**Goal:** From the entries below, gather every line containing the string "Redresare".

**Records provided:**
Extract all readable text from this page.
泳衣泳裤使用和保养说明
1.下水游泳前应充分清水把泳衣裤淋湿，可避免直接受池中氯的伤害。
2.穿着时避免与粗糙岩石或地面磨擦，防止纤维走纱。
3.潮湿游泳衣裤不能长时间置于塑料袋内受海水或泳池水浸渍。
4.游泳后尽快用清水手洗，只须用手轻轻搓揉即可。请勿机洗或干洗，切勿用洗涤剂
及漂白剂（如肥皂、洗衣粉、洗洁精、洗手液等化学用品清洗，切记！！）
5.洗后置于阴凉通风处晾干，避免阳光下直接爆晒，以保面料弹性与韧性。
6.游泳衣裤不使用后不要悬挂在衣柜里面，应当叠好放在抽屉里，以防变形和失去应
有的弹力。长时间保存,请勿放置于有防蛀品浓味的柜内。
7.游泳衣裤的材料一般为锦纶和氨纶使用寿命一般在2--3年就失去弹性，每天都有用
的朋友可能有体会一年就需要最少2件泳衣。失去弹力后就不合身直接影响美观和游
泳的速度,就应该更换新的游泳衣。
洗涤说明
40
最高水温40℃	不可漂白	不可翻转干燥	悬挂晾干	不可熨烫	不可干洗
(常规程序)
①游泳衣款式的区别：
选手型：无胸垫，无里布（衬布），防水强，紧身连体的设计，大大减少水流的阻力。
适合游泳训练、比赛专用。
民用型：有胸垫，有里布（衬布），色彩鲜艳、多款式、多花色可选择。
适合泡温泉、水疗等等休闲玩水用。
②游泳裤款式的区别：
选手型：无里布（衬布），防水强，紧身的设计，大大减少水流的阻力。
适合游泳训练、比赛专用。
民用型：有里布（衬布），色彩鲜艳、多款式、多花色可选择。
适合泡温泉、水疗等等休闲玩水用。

* * *

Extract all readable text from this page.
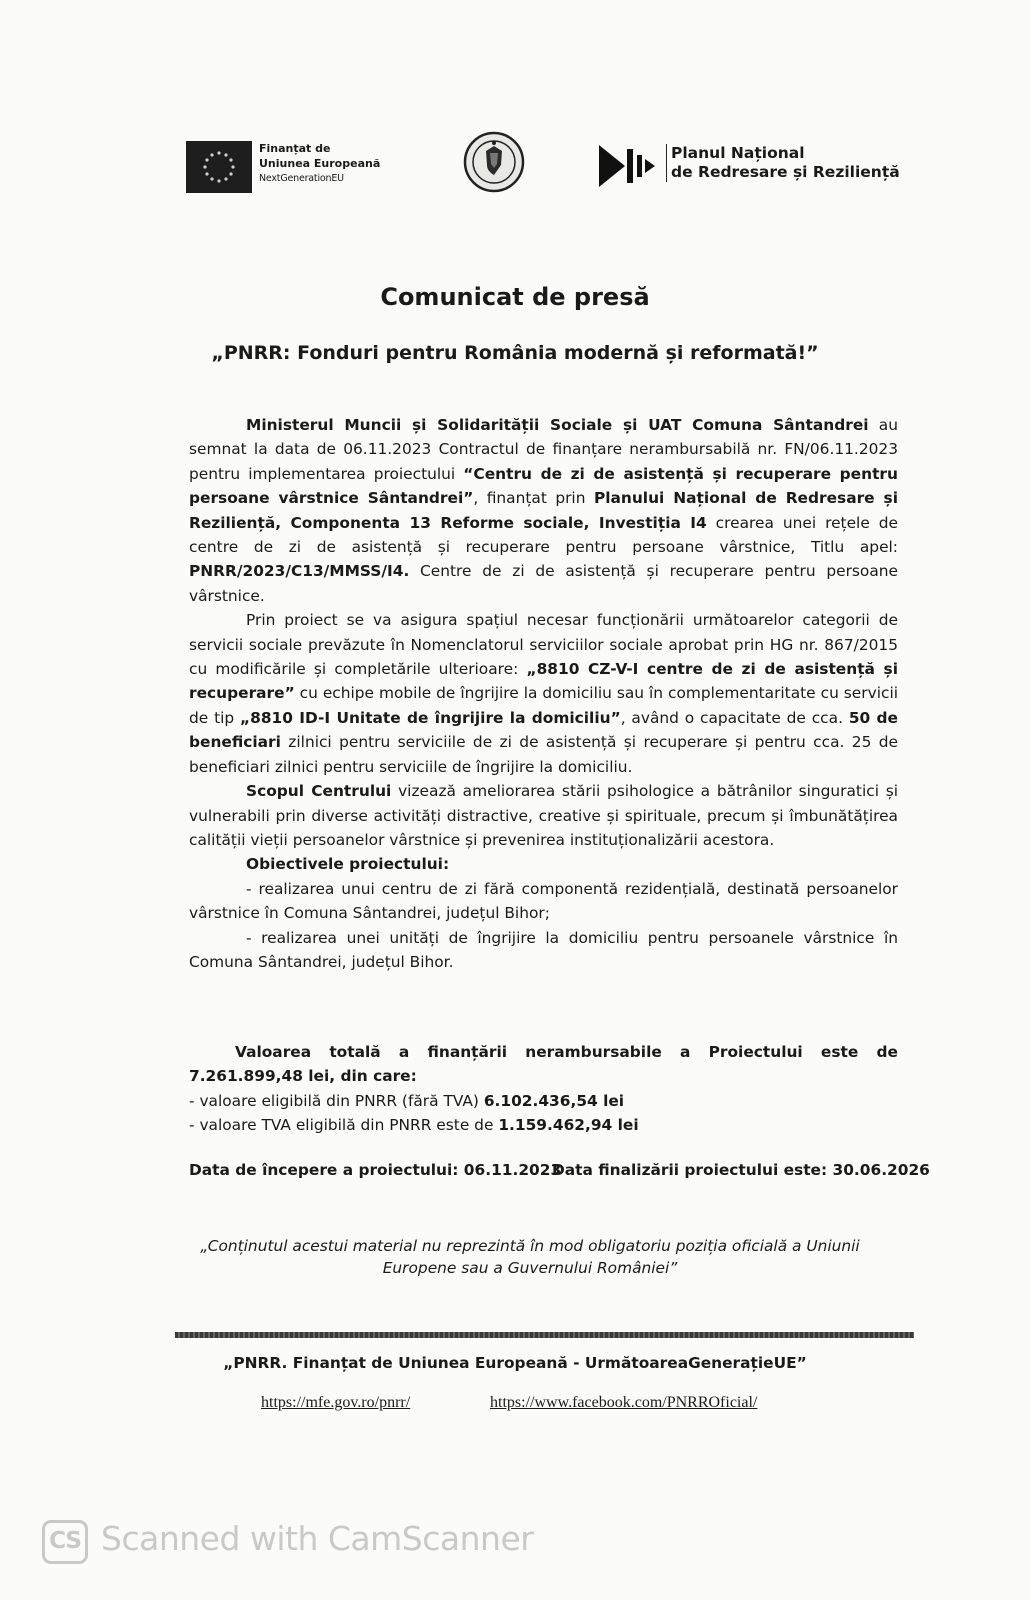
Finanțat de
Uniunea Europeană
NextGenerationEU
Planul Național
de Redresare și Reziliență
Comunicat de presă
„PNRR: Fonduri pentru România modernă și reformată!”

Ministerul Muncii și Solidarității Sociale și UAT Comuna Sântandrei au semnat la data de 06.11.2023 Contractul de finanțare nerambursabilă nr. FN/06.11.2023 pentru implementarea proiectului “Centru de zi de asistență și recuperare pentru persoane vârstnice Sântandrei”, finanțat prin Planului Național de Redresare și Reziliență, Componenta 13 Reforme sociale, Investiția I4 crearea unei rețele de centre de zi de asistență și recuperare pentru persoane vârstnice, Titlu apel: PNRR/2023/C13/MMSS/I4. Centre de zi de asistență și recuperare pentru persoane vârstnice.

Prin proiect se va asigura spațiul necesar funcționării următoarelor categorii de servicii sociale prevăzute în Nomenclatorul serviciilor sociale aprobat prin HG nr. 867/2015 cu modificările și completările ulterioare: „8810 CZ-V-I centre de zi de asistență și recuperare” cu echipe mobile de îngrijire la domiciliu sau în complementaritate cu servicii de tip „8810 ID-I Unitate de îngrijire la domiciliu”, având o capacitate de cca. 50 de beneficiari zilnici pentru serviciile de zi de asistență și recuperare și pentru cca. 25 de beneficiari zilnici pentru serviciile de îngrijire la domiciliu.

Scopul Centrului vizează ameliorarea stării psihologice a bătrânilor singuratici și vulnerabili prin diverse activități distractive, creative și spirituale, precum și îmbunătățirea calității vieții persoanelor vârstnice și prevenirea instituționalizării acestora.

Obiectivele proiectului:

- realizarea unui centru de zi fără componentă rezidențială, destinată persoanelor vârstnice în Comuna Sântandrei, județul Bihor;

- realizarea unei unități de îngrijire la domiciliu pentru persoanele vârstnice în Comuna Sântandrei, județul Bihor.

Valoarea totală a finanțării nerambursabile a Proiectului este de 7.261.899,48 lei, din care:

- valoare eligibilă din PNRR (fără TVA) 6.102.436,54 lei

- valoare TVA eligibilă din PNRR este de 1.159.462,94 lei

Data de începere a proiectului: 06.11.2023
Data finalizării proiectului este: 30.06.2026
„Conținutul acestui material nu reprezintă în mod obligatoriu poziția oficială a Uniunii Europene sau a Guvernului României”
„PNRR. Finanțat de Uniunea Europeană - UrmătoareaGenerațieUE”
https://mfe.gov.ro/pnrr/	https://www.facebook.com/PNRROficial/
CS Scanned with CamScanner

---

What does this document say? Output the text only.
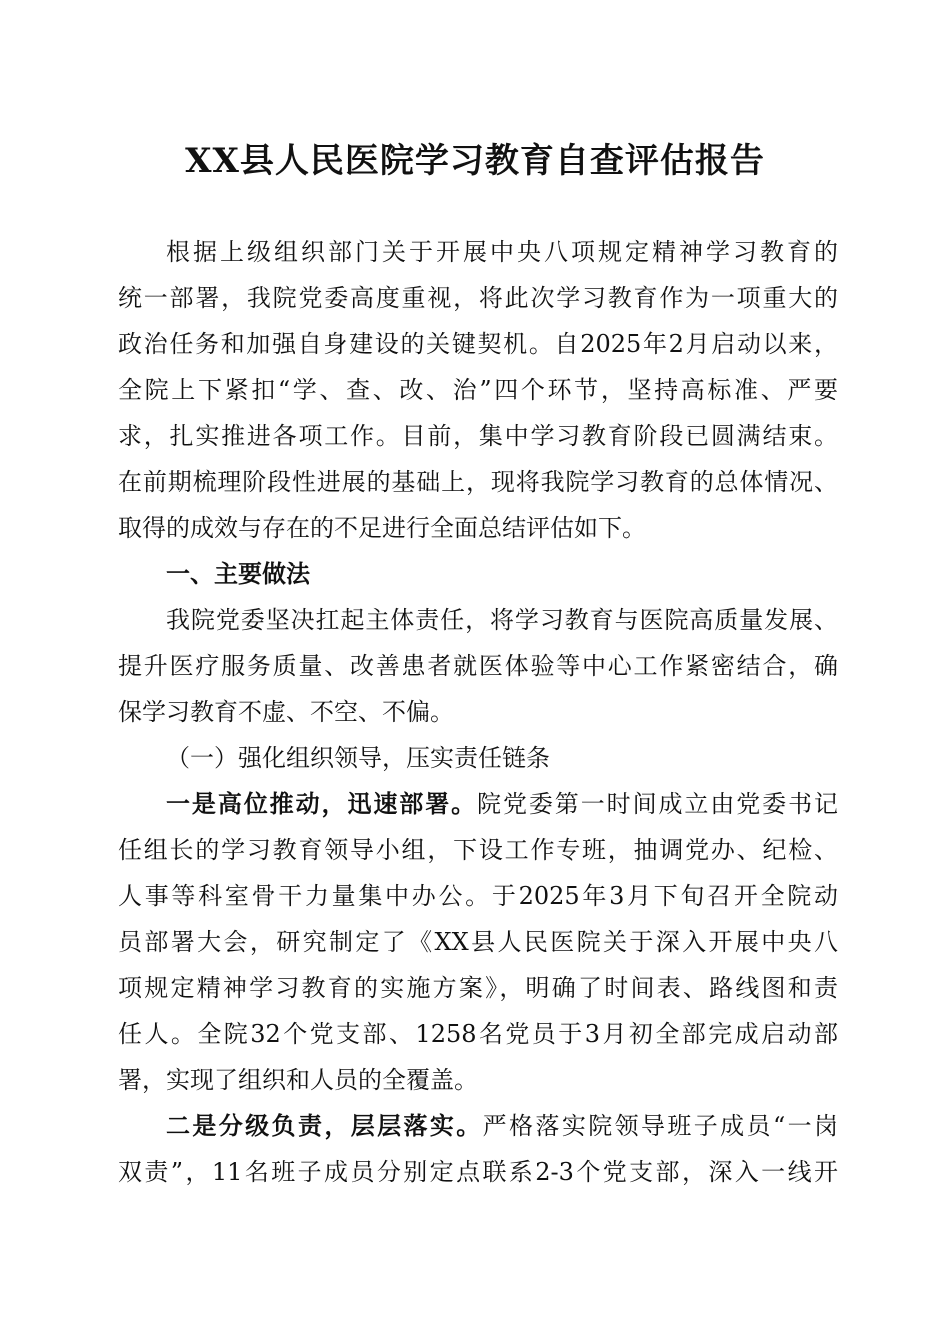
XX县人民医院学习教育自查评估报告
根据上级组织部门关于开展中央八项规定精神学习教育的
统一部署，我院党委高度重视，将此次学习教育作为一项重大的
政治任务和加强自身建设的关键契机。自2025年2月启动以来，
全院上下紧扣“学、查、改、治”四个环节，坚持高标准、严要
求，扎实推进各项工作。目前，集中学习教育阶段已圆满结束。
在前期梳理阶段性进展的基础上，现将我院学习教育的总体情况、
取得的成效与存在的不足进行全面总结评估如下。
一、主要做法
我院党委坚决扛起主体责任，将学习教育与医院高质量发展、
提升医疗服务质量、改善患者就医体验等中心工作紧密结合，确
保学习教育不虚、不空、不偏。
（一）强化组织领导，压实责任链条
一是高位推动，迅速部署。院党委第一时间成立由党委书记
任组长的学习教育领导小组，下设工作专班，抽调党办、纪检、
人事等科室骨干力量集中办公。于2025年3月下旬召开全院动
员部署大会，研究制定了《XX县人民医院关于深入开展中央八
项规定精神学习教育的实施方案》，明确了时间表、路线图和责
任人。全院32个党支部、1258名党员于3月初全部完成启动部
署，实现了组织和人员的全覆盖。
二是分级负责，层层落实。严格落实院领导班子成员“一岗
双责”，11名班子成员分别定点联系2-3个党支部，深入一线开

**Exercise output:**
de Redresare și Reziliență
Ministerul Muncii și Solidarității Sociale și UAT Comuna Sântandrei au semnat la data de 06.11.2023 Contractul de finanțare nerambursabilă nr. FN/06.11.2023 pentru implementarea proiectului “Centru de zi de asistență și recuperare pentru persoane vârstnice Sântandrei”, finanțat prin Planului Național de Redresare și Reziliență, Componenta 13 Reforme sociale, Investiția I4 crearea unei rețele de centre de zi de asistență și recuperare pentru persoane vârstnice, Titlu apel: PNRR/2023/C13/MMSS/I4. Centre de zi de asistență și recuperare pentru persoane vârstnice.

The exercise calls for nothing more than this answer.